Written exercise
Retype the records below line for line, keeping every character as it is, and omit the pictures from your answer.

── Task material

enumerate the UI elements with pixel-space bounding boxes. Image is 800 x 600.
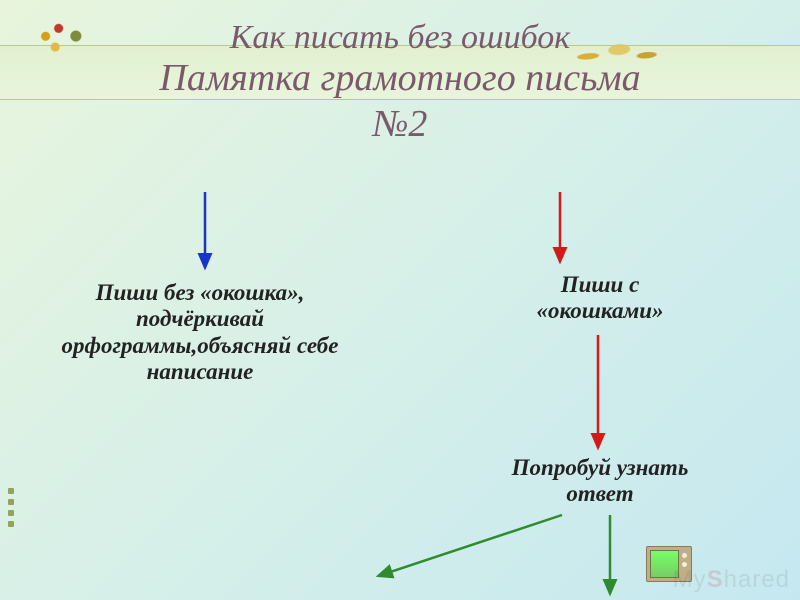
left-instruction-text: Пиши без «окошка», подчёркивай орфограмм… xyxy=(60,280,340,386)
title-line-2: Памятка грамотного письма xyxy=(0,57,800,101)
slide-title: Как писать без ошибок Памятка грамотного… xyxy=(0,18,800,146)
arrow-green-1 xyxy=(378,515,562,576)
title-line-3: №2 xyxy=(0,103,800,147)
title-line-1: Как писать без ошибок xyxy=(0,18,800,57)
slide: Как писать без ошибок Памятка грамотного… xyxy=(0,0,800,600)
slide-bullet-decoration xyxy=(8,483,28,532)
answer-instruction-text: Попробуй узнать ответ xyxy=(490,455,710,508)
watermark-text: MyShared xyxy=(673,566,790,593)
watermark: MyShared xyxy=(673,566,790,594)
right-instruction-text: Пиши с «окошками» xyxy=(510,272,690,325)
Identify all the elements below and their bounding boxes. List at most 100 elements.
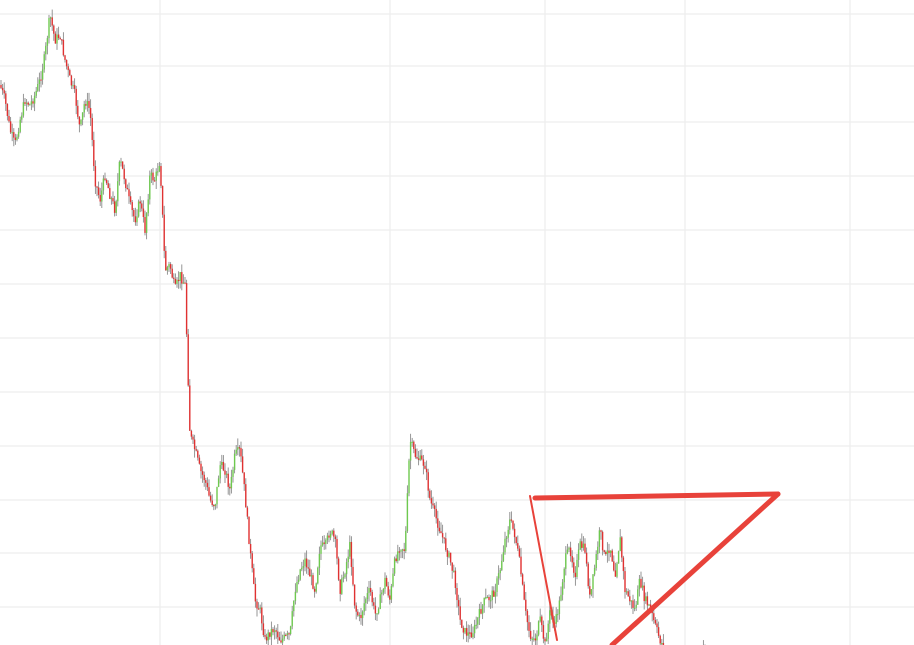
candle-body-246: [393, 558, 396, 574]
candle-body-286: [457, 600, 460, 607]
candle-body-396: [633, 607, 636, 609]
candle-body-285: [456, 587, 458, 601]
candle-body-311: [497, 573, 500, 579]
candle-body-81: [129, 196, 132, 203]
candle-body-358: [573, 562, 575, 573]
candle-body-164: [262, 623, 265, 636]
candle-body-45: [72, 85, 74, 87]
candle-body-357: [571, 556, 573, 563]
candle-body-123: [197, 450, 199, 458]
candle-body-178: [285, 634, 287, 637]
candle-body-135: [216, 486, 218, 505]
candle-body-91: [145, 213, 148, 233]
candle-body-327: [523, 584, 525, 600]
candle-body-124: [198, 457, 201, 464]
candle-body-182: [291, 611, 293, 627]
candle-body-296: [473, 625, 476, 634]
candle-body-143: [229, 486, 231, 489]
candle-body-365: [584, 543, 586, 553]
candle-body-361: [577, 549, 580, 560]
candle-body-208: [333, 530, 335, 537]
candle-body-328: [525, 599, 527, 611]
candle-body-397: [635, 604, 637, 608]
candle-body-253: [405, 530, 407, 551]
trendline-0[interactable]: [532, 491, 781, 501]
candle-body-1: [1, 87, 4, 91]
candle-body-338: [541, 616, 543, 626]
candle-body-282: [451, 562, 453, 571]
candle-body-319: [510, 519, 513, 521]
candle-body-33: [53, 25, 55, 34]
candle-body-273: [437, 518, 439, 528]
candle-body-360: [576, 559, 578, 577]
candle-body-15: [24, 102, 26, 104]
candle-body-148: [237, 447, 239, 450]
candle-body-7: [11, 132, 13, 134]
candle-body-29: [46, 38, 49, 46]
candle-body-199: [318, 553, 321, 568]
candle-body-225: [360, 614, 362, 619]
candle-body-381: [609, 550, 612, 553]
candle-body-129: [206, 482, 209, 488]
candle-body-388: [621, 537, 623, 558]
candle-body-408: [653, 613, 655, 621]
candle-body-155: [248, 516, 250, 544]
candle-body-216: [345, 562, 348, 575]
candle-body-399: [638, 578, 641, 590]
candle-body-63: [101, 190, 103, 202]
candle-body-158: [253, 568, 255, 584]
candle-body-37: [59, 38, 61, 40]
candle-body-171: [273, 630, 276, 633]
candle-body-163: [261, 607, 263, 624]
candle-body-30: [48, 18, 50, 39]
candle-body-68: [109, 188, 111, 199]
candle-body-72: [115, 201, 117, 213]
candle-body-122: [195, 449, 197, 451]
candle-body-126: [201, 471, 204, 475]
trendline-1[interactable]: [609, 491, 781, 645]
candle-body-85: [136, 216, 138, 223]
candle-body-288: [461, 619, 463, 628]
candle-body-166: [265, 636, 268, 641]
candle-body-121: [193, 439, 196, 450]
candle-body-177: [283, 634, 285, 639]
candle-body-221: [353, 584, 356, 606]
candle-body-265: [424, 465, 426, 469]
candle-body-8: [13, 132, 15, 138]
candle-body-193: [309, 568, 311, 577]
candle-body-51: [81, 112, 84, 120]
trendline-2[interactable]: [529, 495, 558, 641]
candle-body-226: [361, 611, 364, 619]
candle-body-349: [558, 600, 561, 614]
candle-body-392: [627, 591, 629, 597]
candle-body-203: [325, 540, 327, 544]
candle-body-187: [299, 569, 301, 580]
candle-body-147: [235, 449, 237, 454]
candle-body-302: [483, 597, 485, 606]
candle-body-385: [616, 563, 618, 577]
drawing-tools[interactable]: [529, 491, 781, 645]
candle-body-272: [435, 508, 437, 519]
candle-body-86: [137, 201, 140, 217]
candle-body-118: [189, 385, 191, 431]
candle-body-290: [464, 628, 466, 633]
candle-body-295: [472, 633, 474, 638]
candle-body-175: [280, 640, 282, 643]
candle-body-239: [382, 588, 385, 593]
candle-body-64: [102, 178, 105, 191]
candle-body-204: [326, 535, 329, 541]
candle-body-117: [187, 334, 189, 386]
candle-body-104: [166, 267, 169, 271]
candle-body-196: [313, 588, 316, 592]
candle-body-228: [365, 599, 367, 604]
candle-body-88: [141, 203, 143, 209]
candle-body-202: [323, 542, 325, 544]
candle-body-277: [443, 537, 445, 539]
candle-body-32: [51, 17, 53, 26]
candle-body-255: [408, 460, 410, 494]
candle-body-41: [65, 59, 68, 67]
candle-body-316: [505, 537, 508, 539]
candle-body-343: [549, 610, 551, 624]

────

Written solution
enumerate the UI elements with pixel-space bounding boxes. Image is 800 x 600.
left-instruction-text: Пиши без «окошка», подчёркивай орфограмм… xyxy=(60,280,340,386)
title-line-2: Памятка грамотного письма xyxy=(0,57,800,101)
slide-title: Как писать без ошибок Памятка грамотного… xyxy=(0,18,800,146)
arrow-green-1 xyxy=(378,515,562,576)
title-line-3: №2 xyxy=(0,103,800,147)
title-line-1: Как писать без ошибок xyxy=(0,18,800,57)
slide: Как писать без ошибок Памятка грамотного… xyxy=(0,0,800,600)
slide-bullet-decoration xyxy=(8,483,28,532)
answer-instruction-text: Попробуй узнать ответ xyxy=(490,455,710,508)
watermark-text: MyShared xyxy=(673,566,790,593)
watermark: MyShared xyxy=(673,566,790,594)
right-instruction-text: Пиши с «окошками» xyxy=(510,272,690,325)
Identify all the elements below and their bounding boxes. List at most 100 elements.
candle-body-246: [393, 558, 396, 574]
candle-body-286: [457, 600, 460, 607]
candle-body-396: [633, 607, 636, 609]
candle-body-285: [456, 587, 458, 601]
candle-body-311: [497, 573, 500, 579]
candle-body-81: [129, 196, 132, 203]
candle-body-358: [573, 562, 575, 573]
candle-body-164: [262, 623, 265, 636]
candle-body-45: [72, 85, 74, 87]
candle-body-357: [571, 556, 573, 563]
candle-body-123: [197, 450, 199, 458]
candle-body-178: [285, 634, 287, 637]
candle-body-135: [216, 486, 218, 505]
candle-body-91: [145, 213, 148, 233]
candle-body-327: [523, 584, 525, 600]
candle-body-124: [198, 457, 201, 464]
candle-body-182: [291, 611, 293, 627]
candle-body-296: [473, 625, 476, 634]
candle-body-143: [229, 486, 231, 489]
candle-body-365: [584, 543, 586, 553]
candle-body-361: [577, 549, 580, 560]
candle-body-208: [333, 530, 335, 537]
candle-body-328: [525, 599, 527, 611]
candle-body-397: [635, 604, 637, 608]
candle-body-253: [405, 530, 407, 551]
trendline-0[interactable]: [532, 491, 781, 501]
candle-body-1: [1, 87, 4, 91]
candle-body-338: [541, 616, 543, 626]
candle-body-282: [451, 562, 453, 571]
candle-body-319: [510, 519, 513, 521]
candle-body-33: [53, 25, 55, 34]
candle-body-273: [437, 518, 439, 528]
candle-body-360: [576, 559, 578, 577]
candle-body-15: [24, 102, 26, 104]
candle-body-148: [237, 447, 239, 450]
candle-body-7: [11, 132, 13, 134]
candle-body-29: [46, 38, 49, 46]
candle-body-199: [318, 553, 321, 568]
candle-body-225: [360, 614, 362, 619]
candle-body-381: [609, 550, 612, 553]
candle-body-129: [206, 482, 209, 488]
candle-body-388: [621, 537, 623, 558]
candle-body-408: [653, 613, 655, 621]
candle-body-155: [248, 516, 250, 544]
candle-body-216: [345, 562, 348, 575]
candle-body-399: [638, 578, 641, 590]
candle-body-63: [101, 190, 103, 202]
candle-body-158: [253, 568, 255, 584]
candle-body-37: [59, 38, 61, 40]
candle-body-171: [273, 630, 276, 633]
candle-body-163: [261, 607, 263, 624]
candle-body-30: [48, 18, 50, 39]
candle-body-68: [109, 188, 111, 199]
candle-body-72: [115, 201, 117, 213]
candle-body-122: [195, 449, 197, 451]
candle-body-126: [201, 471, 204, 475]
trendline-1[interactable]: [609, 491, 781, 645]
candle-body-85: [136, 216, 138, 223]
candle-body-288: [461, 619, 463, 628]
candle-body-166: [265, 636, 268, 641]
candle-body-121: [193, 439, 196, 450]
candle-body-177: [283, 634, 285, 639]
candle-body-221: [353, 584, 356, 606]
candle-body-265: [424, 465, 426, 469]
candle-body-8: [13, 132, 15, 138]
candle-body-193: [309, 568, 311, 577]
candle-body-51: [81, 112, 84, 120]
trendline-2[interactable]: [529, 495, 558, 641]
candle-body-226: [361, 611, 364, 619]
candle-body-349: [558, 600, 561, 614]
candle-body-392: [627, 591, 629, 597]
candle-body-203: [325, 540, 327, 544]
candle-body-187: [299, 569, 301, 580]
candle-body-147: [235, 449, 237, 454]
candle-body-302: [483, 597, 485, 606]
candle-body-385: [616, 563, 618, 577]
drawing-tools[interactable]: [529, 491, 781, 645]
candle-body-272: [435, 508, 437, 519]
candle-body-86: [137, 201, 140, 217]
candle-body-118: [189, 385, 191, 431]
candle-body-290: [464, 628, 466, 633]
candle-body-295: [472, 633, 474, 638]
candle-body-175: [280, 640, 282, 643]
candle-body-239: [382, 588, 385, 593]
candle-body-64: [102, 178, 105, 191]
candle-body-204: [326, 535, 329, 541]
candle-body-117: [187, 334, 189, 386]
candle-body-104: [166, 267, 169, 271]
candle-body-196: [313, 588, 316, 592]
candle-body-228: [365, 599, 367, 604]
candle-body-88: [141, 203, 143, 209]
candle-body-202: [323, 542, 325, 544]
candle-body-277: [443, 537, 445, 539]
candle-body-32: [51, 17, 53, 26]
candle-body-255: [408, 460, 410, 494]
candle-body-41: [65, 59, 68, 67]
candle-body-316: [505, 537, 508, 539]
candle-body-343: [549, 610, 551, 624]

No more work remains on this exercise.